[Excerpted data]:
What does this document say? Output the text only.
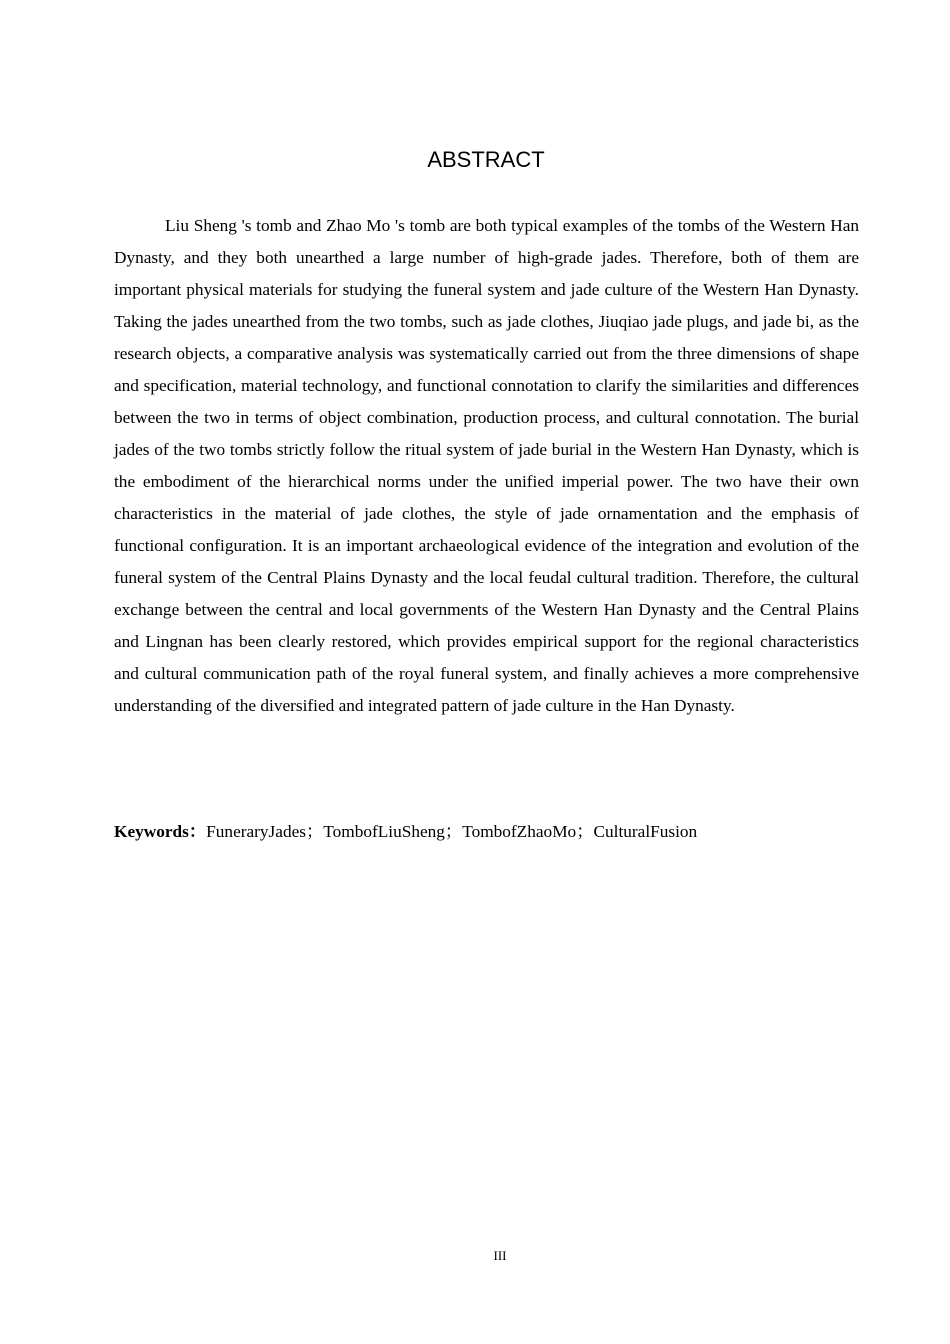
ABSTRACT

Liu Sheng 's tomb and Zhao Mo 's tomb are both typical examples of the tombs of the Western Han Dynasty, and they both unearthed a large number of high-grade jades. Therefore, both of them are important physical materials for studying the funeral system and jade culture of the Western Han Dynasty. Taking the jades unearthed from the two tombs, such as jade clothes, Jiuqiao jade plugs, and jade bi, as the research objects, a comparative analysis was systematically carried out from the three dimensions of shape and specification, material technology, and functional connotation to clarify the similarities and differences between the two in terms of object combination, production process, and cultural connotation. The burial jades of the two tombs strictly follow the ritual system of jade burial in the Western Han Dynasty, which is the embodiment of the hierarchical norms under the unified imperial power. The two have their own characteristics in the material of jade clothes, the style of jade ornamentation and the emphasis of functional configuration. It is an important archaeological evidence of the integration and evolution of the funeral system of the Central Plains Dynasty and the local feudal cultural tradition. Therefore, the cultural exchange between the central and local governments of the Western Han Dynasty and the Central Plains and Lingnan has been clearly restored, which provides empirical support for the regional characteristics and cultural communication path of the royal funeral system, and finally achieves a more comprehensive understanding of the diversified and integrated pattern of jade culture in the Han Dynasty.

Keywords：FuneraryJades；TombofLiuSheng；TombofZhaoMo；CulturalFusion

III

[Given exercise]:
Your task is to return the entries above exactly, with no pictures.

[Response]:
What does this document say? Output the text only.
ABSTRACT

Liu Sheng 's tomb and Zhao Mo 's tomb are both typical examples of the tombs of the Western Han Dynasty, and they both unearthed a large number of high-grade jades. Therefore, both of them are important physical materials for studying the funeral system and jade culture of the Western Han Dynasty. Taking the jades unearthed from the two tombs, such as jade clothes, Jiuqiao jade plugs, and jade bi, as the research objects, a comparative analysis was systematically carried out from the three dimensions of shape and specification, material technology, and functional connotation to clarify the similarities and differences between the two in terms of object combination, production process, and cultural connotation. The burial jades of the two tombs strictly follow the ritual system of jade burial in the Western Han Dynasty, which is the embodiment of the hierarchical norms under the unified imperial power. The two have their own characteristics in the material of jade clothes, the style of jade ornamentation and the emphasis of functional configuration. It is an important archaeological evidence of the integration and evolution of the funeral system of the Central Plains Dynasty and the local feudal cultural tradition. Therefore, the cultural exchange between the central and local governments of the Western Han Dynasty and the Central Plains and Lingnan has been clearly restored, which provides empirical support for the regional characteristics and cultural communication path of the royal funeral system, and finally achieves a more comprehensive understanding of the diversified and integrated pattern of jade culture in the Han Dynasty.

Keywords：FuneraryJades；TombofLiuSheng；TombofZhaoMo；CulturalFusion

III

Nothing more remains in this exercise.